**REQUIRED WORK:**
Copy out the entries below, substituting "text-node" for every occurrence of "svg-text" and leaving everything else as it is.

**SUPPLIED MATERIAL:**
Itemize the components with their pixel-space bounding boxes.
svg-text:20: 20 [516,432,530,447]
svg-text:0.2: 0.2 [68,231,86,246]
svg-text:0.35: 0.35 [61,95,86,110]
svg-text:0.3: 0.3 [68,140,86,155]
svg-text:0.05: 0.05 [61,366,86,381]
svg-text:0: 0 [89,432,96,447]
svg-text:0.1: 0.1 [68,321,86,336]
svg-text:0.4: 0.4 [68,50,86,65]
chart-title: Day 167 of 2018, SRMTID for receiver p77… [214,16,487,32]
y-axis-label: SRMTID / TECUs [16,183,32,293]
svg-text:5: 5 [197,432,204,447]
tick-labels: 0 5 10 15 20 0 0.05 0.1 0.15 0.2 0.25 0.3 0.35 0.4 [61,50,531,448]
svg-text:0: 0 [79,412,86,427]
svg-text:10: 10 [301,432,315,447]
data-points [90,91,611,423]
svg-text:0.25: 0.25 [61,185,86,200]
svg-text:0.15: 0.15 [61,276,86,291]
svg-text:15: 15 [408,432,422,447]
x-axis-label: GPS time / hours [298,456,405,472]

**TASK OUTPUT:**
Itemize the components with their pixel-space bounding boxes.
text-node:20: 20 [516,432,530,447]
text-node:0.2: 0.2 [68,231,86,246]
text-node:0.35: 0.35 [61,95,86,110]
text-node:0.3: 0.3 [68,140,86,155]
text-node:0.05: 0.05 [61,366,86,381]
text-node:0: 0 [89,432,96,447]
text-node:0.1: 0.1 [68,321,86,336]
text-node:0.4: 0.4 [68,50,86,65]
chart-title: Day 167 of 2018, SRMTID for receiver p77… [214,16,487,32]
y-axis-label: SRMTID / TECUs [16,183,32,293]
text-node:5: 5 [197,432,204,447]
tick-labels: 0 5 10 15 20 0 0.05 0.1 0.15 0.2 0.25 0.3 0.35 0.4 [61,50,531,448]
text-node:0: 0 [79,412,86,427]
text-node:10: 10 [301,432,315,447]
data-points [90,91,611,423]
text-node:0.25: 0.25 [61,185,86,200]
text-node:0.15: 0.15 [61,276,86,291]
text-node:15: 15 [408,432,422,447]
x-axis-label: GPS time / hours [298,456,405,472]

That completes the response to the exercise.